▸ Aim of the exercise:
Scan the entries and tally the lines that include the string "text". Reply with the figure alone.

Dataset entries
↓

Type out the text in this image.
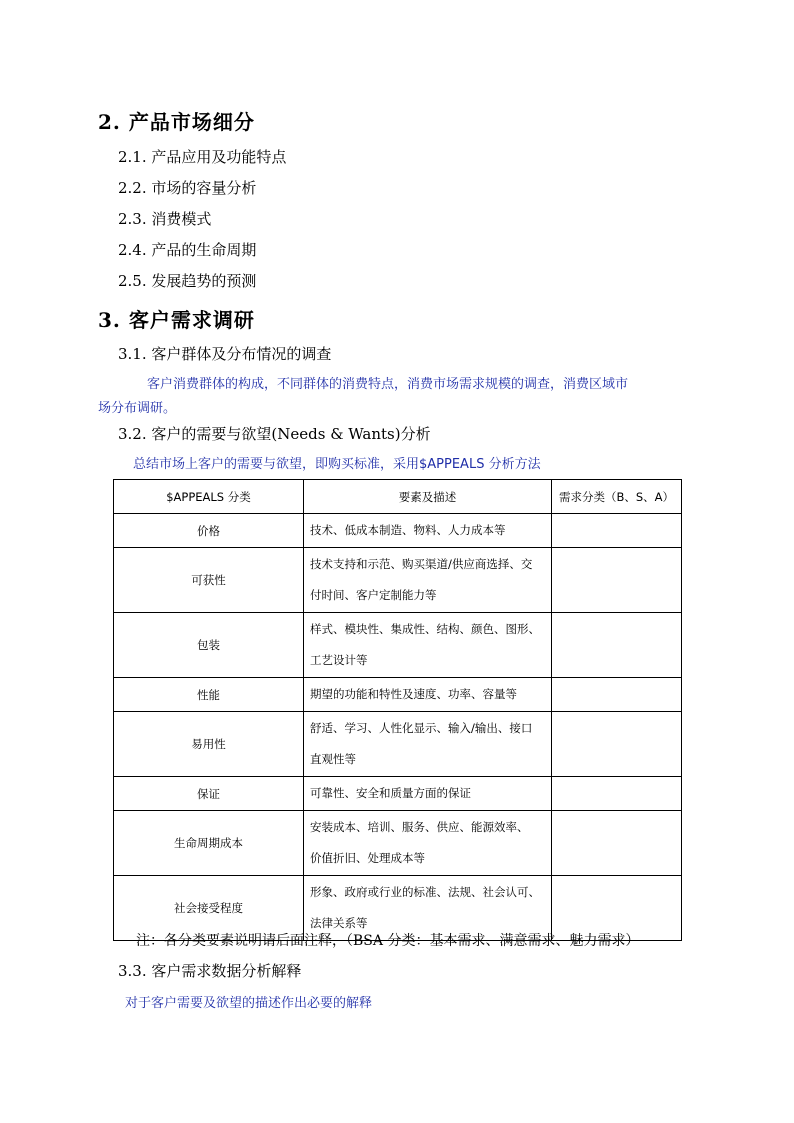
2. 产品市场细分
2.1. 产品应用及功能特点
2.2. 市场的容量分析
2.3. 消费模式
2.4. 产品的生命周期
2.5. 发展趋势的预测
3. 客户需求调研
3.1. 客户群体及分布情况的调查
客户消费群体的构成，不同群体的消费特点，消费市场需求规模的调查，消费区域市
场分布调研。
3.2. 客户的需要与欲望(Needs & Wants)分析
总结市场上客户的需要与欲望，即购买标准，采用$APPEALS 分析方法
$APPEALS 分类	要素及描述	需求分类（B、S、A）
价格	技术、低成本制造、物料、人力成本等	
可获性	技术支持和示范、购买渠道/供应商选择、交
付时间、客户定制能力等	

包装	样式、模块性、集成性、结构、颜色、图形、
工艺设计等	

性能	期望的功能和特性及速度、功率、容量等	
易用性	舒适、学习、人性化显示、输入/输出、接口
直观性等	

保证	可靠性、安全和质量方面的保证	
生命周期成本	安装成本、培训、服务、供应、能源效率、
价值折旧、处理成本等	

社会接受程度	形象、政府或行业的标准、法规、社会认可、
法律关系等	

注：各分类要素说明请后面注释，（BSA 分类：基本需求、满意需求、魅力需求）
3.3. 客户需求数据分析解释
对于客户需要及欲望的描述作出必要的解释
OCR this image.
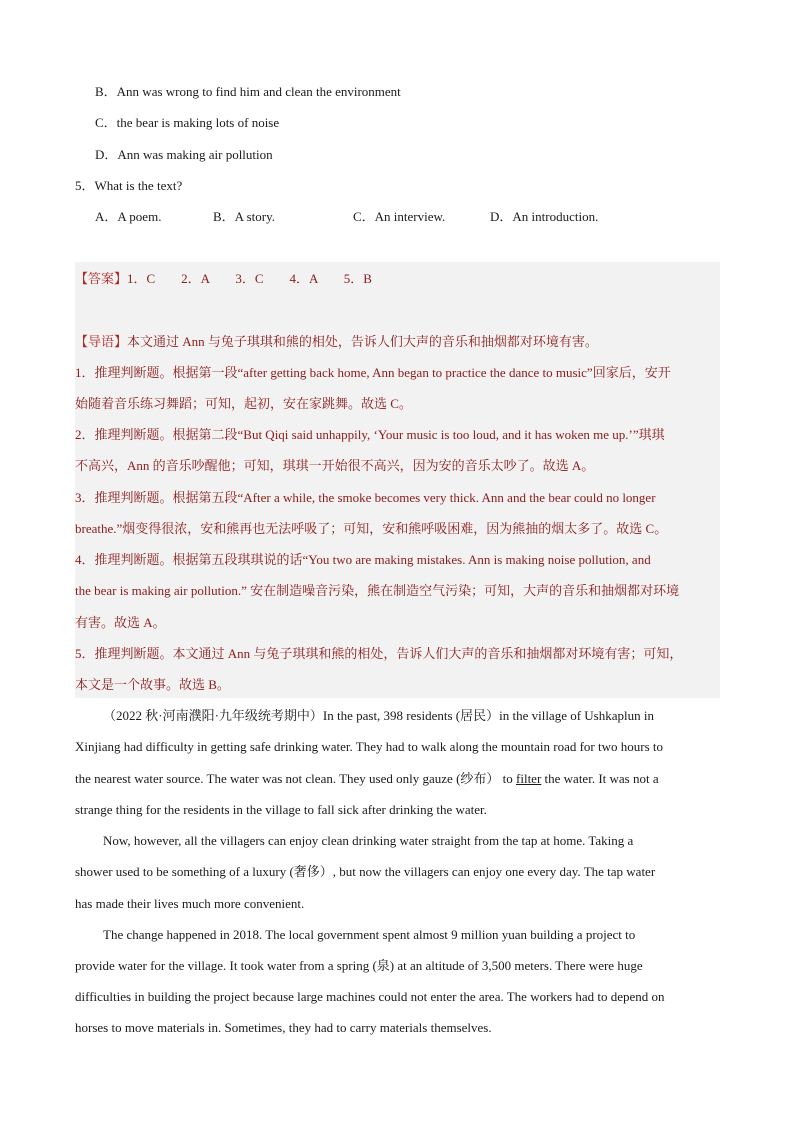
B．Ann was wrong to find him and clean the environment
C．the bear is making lots of noise
D．Ann was making air pollution
5．What is the text?
A．A poem.	B．A story.	C．An interview.	D．An introduction.
【答案】1．C　　2．A　　3．C　　4．A　　5．B
【导语】本文通过 Ann 与兔子琪琪和熊的相处，告诉人们大声的音乐和抽烟都对环境有害。
1．推理判断题。根据第一段“after getting back home, Ann began to practice the dance to music”回家后，安开
始随着音乐练习舞蹈；可知，起初，安在家跳舞。故选 C。
2．推理判断题。根据第二段“But Qiqi said unhappily, ‘Your music is too loud, and it has woken me up.’”琪琪
不高兴，Ann 的音乐吵醒他；可知，琪琪一开始很不高兴，因为安的音乐太吵了。故选 A。
3．推理判断题。根据第五段“After a while, the smoke becomes very thick. Ann and the bear could no longer
breathe.”烟变得很浓，安和熊再也无法呼吸了；可知，安和熊呼吸困难，因为熊抽的烟太多了。故选 C。
4．推理判断题。根据第五段琪琪说的话“You two are making mistakes. Ann is making noise pollution, and
the bear is making air pollution.” 安在制造噪音污染，熊在制造空气污染；可知，大声的音乐和抽烟都对环境
有害。故选 A。
5．推理判断题。本文通过 Ann 与兔子琪琪和熊的相处，告诉人们大声的音乐和抽烟都对环境有害；可知，
本文是一个故事。故选 B。
（2022 秋·河南濮阳·九年级统考期中）In the past, 398 residents (居民）in the village of Ushkaplun in
Xinjiang had difficulty in getting safe drinking water. They had to walk along the mountain road for two hours to
the nearest water source. The water was not clean. They used only gauze (纱布） to filter the water. It was not a
strange thing for the residents in the village to fall sick after drinking the water.
Now, however, all the villagers can enjoy clean drinking water straight from the tap at home. Taking a
shower used to be something of a luxury (奢侈）, but now the villagers can enjoy one every day. The tap water
has made their lives much more convenient.
The change happened in 2018. The local government spent almost 9 million yuan building a project to
provide water for the village. It took water from a spring (泉) at an altitude of 3,500 meters. There were huge
difficulties in building the project because large machines could not enter the area. The workers had to depend on
horses to move materials in. Sometimes, they had to carry materials themselves.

↑

▸ Task answer:
2